| Aim |
Below is a listing to write out in full, exactly as given, without its pictures.

| Task inputs |
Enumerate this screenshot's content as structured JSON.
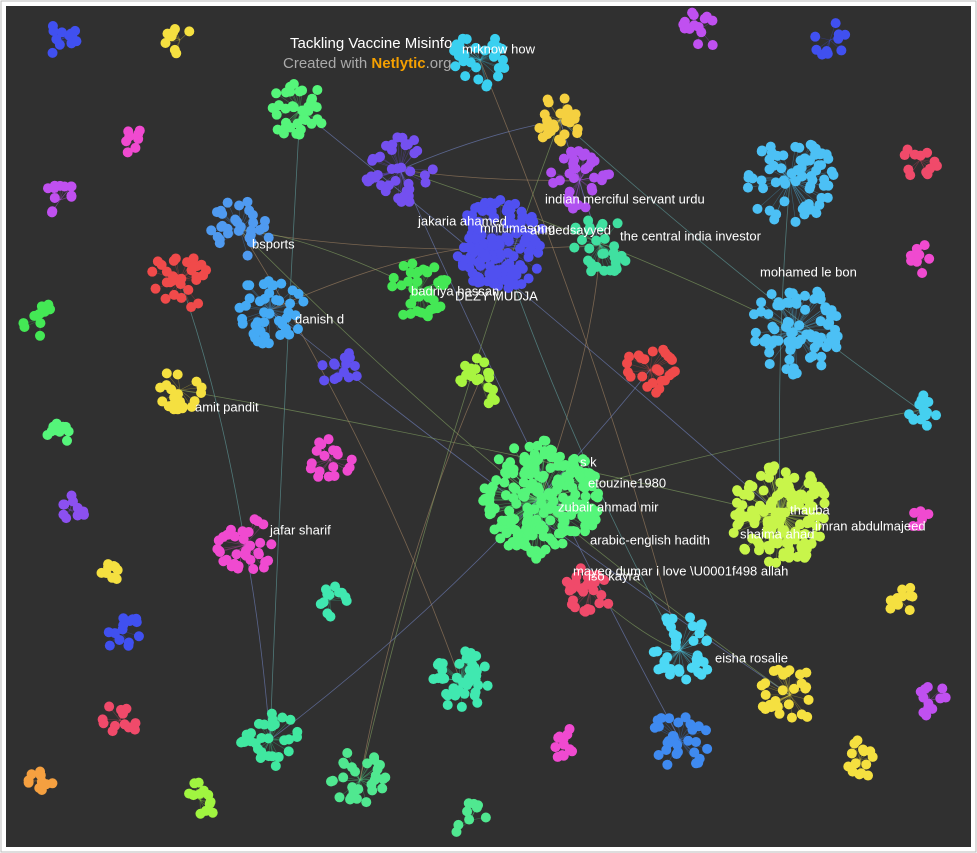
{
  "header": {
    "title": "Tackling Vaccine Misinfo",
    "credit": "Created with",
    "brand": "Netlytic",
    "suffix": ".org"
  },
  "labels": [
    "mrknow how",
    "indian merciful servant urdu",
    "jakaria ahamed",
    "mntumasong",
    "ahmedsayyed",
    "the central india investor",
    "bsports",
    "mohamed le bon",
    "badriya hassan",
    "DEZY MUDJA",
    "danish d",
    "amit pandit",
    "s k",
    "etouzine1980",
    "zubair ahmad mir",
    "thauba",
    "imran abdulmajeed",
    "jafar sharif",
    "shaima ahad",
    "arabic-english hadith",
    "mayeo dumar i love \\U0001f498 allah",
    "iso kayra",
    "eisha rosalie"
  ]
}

| Output for this exercise |
Enumerate this screenshot's content as structured JSON.
{
  "header": {
    "title": "Tackling Vaccine Misinfo",
    "credit": "Created with",
    "brand": "Netlytic",
    "suffix": ".org"
  },
  "labels": [
    "mrknow how",
    "indian merciful servant urdu",
    "jakaria ahamed",
    "mntumasong",
    "ahmedsayyed",
    "the central india investor",
    "bsports",
    "mohamed le bon",
    "badriya hassan",
    "DEZY MUDJA",
    "danish d",
    "amit pandit",
    "s k",
    "etouzine1980",
    "zubair ahmad mir",
    "thauba",
    "imran abdulmajeed",
    "jafar sharif",
    "shaima ahad",
    "arabic-english hadith",
    "mayeo dumar i love \\U0001f498 allah",
    "iso kayra",
    "eisha rosalie"
  ]
}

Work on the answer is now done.